#### [PROBLEM TO SOLVE]
Find how many lines in the data below include the word "this", then write only that number.
>> BEGIN INFORMATION PROVIDED
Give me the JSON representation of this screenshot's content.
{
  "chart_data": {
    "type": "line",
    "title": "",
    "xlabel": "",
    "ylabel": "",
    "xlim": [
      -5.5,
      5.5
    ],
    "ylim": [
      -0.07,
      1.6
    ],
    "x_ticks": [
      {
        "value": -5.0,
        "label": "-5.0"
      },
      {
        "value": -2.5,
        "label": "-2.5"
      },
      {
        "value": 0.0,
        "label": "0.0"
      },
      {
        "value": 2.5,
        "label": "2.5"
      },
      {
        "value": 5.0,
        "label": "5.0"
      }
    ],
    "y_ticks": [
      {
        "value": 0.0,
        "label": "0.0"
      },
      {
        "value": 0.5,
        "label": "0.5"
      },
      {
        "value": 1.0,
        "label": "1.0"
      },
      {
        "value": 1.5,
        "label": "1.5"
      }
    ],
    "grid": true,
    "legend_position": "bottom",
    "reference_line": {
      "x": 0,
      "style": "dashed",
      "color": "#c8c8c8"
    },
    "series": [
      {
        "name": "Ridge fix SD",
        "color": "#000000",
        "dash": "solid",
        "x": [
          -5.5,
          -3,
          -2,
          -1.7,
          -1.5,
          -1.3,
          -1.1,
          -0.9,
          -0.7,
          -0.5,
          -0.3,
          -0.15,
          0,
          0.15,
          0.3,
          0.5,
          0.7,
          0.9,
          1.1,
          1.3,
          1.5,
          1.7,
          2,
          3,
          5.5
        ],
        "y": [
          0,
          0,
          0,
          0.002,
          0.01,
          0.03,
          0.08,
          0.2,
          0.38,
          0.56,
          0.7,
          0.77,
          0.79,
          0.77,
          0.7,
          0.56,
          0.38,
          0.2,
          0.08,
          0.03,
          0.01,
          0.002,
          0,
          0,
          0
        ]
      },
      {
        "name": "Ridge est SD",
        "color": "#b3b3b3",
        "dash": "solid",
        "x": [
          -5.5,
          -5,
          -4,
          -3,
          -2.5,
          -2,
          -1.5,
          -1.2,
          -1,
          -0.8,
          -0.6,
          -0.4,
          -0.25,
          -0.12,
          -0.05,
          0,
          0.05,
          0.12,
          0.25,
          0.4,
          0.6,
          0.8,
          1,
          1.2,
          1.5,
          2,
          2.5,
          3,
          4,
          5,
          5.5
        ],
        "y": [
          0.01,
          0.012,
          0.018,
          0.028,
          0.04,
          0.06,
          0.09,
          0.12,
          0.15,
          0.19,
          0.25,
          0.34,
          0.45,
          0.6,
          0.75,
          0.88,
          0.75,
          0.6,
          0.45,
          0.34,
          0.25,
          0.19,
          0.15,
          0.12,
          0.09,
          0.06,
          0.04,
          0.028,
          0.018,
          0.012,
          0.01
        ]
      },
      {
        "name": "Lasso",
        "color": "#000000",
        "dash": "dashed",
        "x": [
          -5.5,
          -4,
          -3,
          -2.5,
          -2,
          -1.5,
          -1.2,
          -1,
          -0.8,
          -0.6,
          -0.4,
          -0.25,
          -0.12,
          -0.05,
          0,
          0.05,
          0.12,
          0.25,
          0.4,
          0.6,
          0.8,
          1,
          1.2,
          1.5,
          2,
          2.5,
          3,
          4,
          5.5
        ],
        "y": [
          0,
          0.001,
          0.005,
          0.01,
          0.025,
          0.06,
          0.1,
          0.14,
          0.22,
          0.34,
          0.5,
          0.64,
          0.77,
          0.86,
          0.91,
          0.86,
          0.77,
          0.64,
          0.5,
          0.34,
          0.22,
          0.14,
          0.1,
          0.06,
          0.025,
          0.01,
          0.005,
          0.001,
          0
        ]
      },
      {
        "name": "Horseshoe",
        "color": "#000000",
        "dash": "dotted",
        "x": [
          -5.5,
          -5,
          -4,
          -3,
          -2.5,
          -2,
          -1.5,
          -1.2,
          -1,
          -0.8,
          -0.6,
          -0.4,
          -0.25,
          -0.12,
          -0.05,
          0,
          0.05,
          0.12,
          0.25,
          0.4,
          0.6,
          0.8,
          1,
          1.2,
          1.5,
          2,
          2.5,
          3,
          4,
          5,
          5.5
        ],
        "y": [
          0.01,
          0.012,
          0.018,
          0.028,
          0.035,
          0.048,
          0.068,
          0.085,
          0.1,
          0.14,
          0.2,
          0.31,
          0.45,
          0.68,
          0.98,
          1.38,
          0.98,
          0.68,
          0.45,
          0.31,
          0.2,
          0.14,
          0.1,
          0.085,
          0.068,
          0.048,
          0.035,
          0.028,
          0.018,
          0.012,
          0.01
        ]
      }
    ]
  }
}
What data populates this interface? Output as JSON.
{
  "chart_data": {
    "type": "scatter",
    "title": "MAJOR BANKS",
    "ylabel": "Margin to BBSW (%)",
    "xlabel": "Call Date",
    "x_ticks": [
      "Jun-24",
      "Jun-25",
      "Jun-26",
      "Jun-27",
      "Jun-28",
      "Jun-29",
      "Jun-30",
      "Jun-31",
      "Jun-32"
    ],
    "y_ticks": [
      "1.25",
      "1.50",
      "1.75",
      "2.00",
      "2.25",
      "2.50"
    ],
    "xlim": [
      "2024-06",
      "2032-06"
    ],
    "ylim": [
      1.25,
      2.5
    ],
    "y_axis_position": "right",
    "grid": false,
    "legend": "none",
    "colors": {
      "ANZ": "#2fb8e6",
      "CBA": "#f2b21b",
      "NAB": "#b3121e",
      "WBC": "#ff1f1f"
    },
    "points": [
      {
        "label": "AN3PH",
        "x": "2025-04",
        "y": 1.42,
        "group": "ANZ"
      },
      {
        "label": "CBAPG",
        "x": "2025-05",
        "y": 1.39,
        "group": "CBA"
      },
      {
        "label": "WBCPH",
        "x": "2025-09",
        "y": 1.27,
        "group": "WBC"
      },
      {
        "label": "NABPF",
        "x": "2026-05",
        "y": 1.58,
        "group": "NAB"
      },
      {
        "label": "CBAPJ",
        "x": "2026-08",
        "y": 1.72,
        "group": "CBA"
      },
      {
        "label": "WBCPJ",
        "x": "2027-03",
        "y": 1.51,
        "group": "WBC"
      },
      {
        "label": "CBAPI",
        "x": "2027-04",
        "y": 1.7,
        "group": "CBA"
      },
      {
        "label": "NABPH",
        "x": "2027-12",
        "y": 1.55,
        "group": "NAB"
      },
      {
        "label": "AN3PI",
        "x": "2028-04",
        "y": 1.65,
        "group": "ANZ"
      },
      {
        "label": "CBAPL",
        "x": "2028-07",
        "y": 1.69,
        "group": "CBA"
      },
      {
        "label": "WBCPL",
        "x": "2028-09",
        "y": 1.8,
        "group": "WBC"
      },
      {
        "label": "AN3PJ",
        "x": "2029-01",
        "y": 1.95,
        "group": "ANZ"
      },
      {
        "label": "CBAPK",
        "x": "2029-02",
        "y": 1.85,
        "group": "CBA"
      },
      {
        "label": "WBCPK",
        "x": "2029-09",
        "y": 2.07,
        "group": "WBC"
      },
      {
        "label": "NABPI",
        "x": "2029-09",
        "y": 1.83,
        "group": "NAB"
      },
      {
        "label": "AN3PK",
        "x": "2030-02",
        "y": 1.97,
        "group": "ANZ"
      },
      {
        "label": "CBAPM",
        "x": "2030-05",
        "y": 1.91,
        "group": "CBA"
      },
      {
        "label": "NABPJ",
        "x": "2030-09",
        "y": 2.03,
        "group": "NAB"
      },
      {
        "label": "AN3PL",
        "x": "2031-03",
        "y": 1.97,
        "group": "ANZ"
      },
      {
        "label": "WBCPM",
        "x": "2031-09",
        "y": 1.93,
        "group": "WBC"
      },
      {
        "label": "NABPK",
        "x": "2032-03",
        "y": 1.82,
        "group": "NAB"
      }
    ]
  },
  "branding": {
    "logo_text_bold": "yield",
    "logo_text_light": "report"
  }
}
>> END INFORMATION PROVIDED
#### [TASK SOLUTION]
2